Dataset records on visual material
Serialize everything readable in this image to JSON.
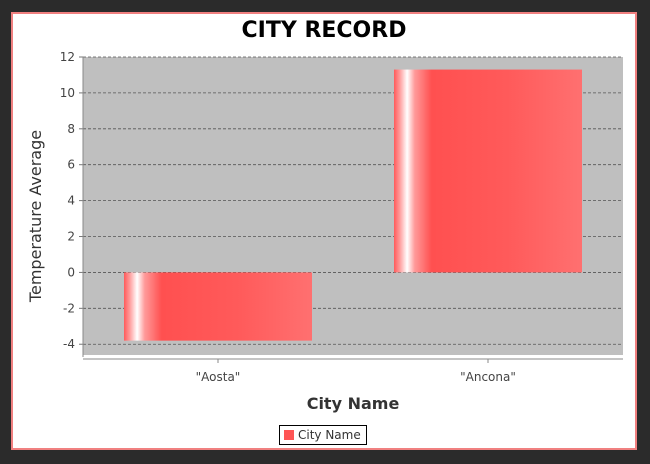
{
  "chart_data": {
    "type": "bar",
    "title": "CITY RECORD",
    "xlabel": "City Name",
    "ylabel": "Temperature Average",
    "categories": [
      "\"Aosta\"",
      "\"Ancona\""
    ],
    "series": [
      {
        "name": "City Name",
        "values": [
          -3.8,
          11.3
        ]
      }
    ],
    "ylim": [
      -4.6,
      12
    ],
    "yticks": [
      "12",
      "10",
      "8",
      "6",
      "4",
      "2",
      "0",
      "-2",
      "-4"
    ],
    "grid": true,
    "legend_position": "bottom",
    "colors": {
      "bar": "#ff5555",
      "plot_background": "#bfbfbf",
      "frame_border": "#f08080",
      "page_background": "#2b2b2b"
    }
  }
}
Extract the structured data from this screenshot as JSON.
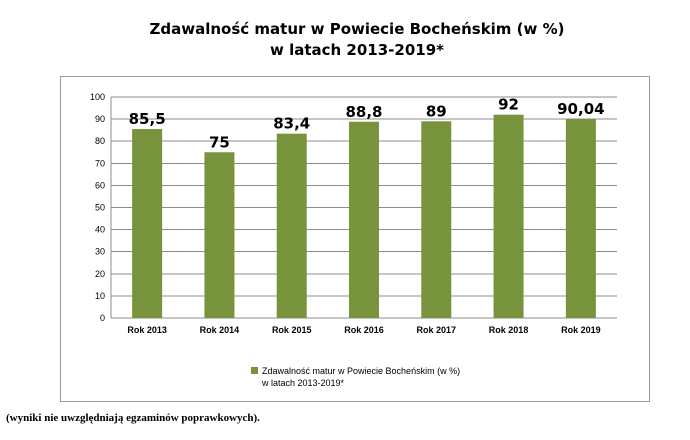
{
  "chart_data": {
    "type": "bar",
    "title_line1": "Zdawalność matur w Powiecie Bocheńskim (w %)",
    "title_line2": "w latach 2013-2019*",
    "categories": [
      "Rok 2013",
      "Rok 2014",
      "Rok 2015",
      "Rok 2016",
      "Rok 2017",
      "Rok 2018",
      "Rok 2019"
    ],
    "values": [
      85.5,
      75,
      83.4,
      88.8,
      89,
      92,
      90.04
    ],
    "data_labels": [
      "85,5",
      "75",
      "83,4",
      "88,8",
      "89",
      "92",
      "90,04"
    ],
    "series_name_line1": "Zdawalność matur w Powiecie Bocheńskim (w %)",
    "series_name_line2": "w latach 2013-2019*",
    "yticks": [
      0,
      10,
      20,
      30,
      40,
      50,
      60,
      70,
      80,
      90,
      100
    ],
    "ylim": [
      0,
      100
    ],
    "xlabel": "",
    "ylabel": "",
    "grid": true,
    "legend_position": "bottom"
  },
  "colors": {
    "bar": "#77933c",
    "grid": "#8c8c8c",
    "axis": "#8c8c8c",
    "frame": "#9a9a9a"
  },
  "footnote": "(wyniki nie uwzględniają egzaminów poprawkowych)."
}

__GIVEN INSTRUCTION__
Take the records above and transcribe them exactly, dropping every picture.

__FINISHED EXERCISE__
Serialize everything readable in this image to JSON.
{
  "chart_data": {
    "type": "bar",
    "title": "CITY RECORD",
    "xlabel": "City Name",
    "ylabel": "Temperature Average",
    "categories": [
      "\"Aosta\"",
      "\"Ancona\""
    ],
    "series": [
      {
        "name": "City Name",
        "values": [
          -3.8,
          11.3
        ]
      }
    ],
    "ylim": [
      -4.6,
      12
    ],
    "yticks": [
      "12",
      "10",
      "8",
      "6",
      "4",
      "2",
      "0",
      "-2",
      "-4"
    ],
    "grid": true,
    "legend_position": "bottom",
    "colors": {
      "bar": "#ff5555",
      "plot_background": "#bfbfbf",
      "frame_border": "#f08080",
      "page_background": "#2b2b2b"
    }
  }
}
Extract the structured data from this screenshot as JSON.
{
  "chart_data": {
    "type": "bar",
    "title_line1": "Zdawalność matur w Powiecie Bocheńskim (w %)",
    "title_line2": "w latach 2013-2019*",
    "categories": [
      "Rok 2013",
      "Rok 2014",
      "Rok 2015",
      "Rok 2016",
      "Rok 2017",
      "Rok 2018",
      "Rok 2019"
    ],
    "values": [
      85.5,
      75,
      83.4,
      88.8,
      89,
      92,
      90.04
    ],
    "data_labels": [
      "85,5",
      "75",
      "83,4",
      "88,8",
      "89",
      "92",
      "90,04"
    ],
    "series_name_line1": "Zdawalność matur w Powiecie Bocheńskim (w %)",
    "series_name_line2": "w latach 2013-2019*",
    "yticks": [
      0,
      10,
      20,
      30,
      40,
      50,
      60,
      70,
      80,
      90,
      100
    ],
    "ylim": [
      0,
      100
    ],
    "xlabel": "",
    "ylabel": "",
    "grid": true,
    "legend_position": "bottom"
  },
  "colors": {
    "bar": "#77933c",
    "grid": "#8c8c8c",
    "axis": "#8c8c8c",
    "frame": "#9a9a9a"
  },
  "footnote": "(wyniki nie uwzględniają egzaminów poprawkowych)."
}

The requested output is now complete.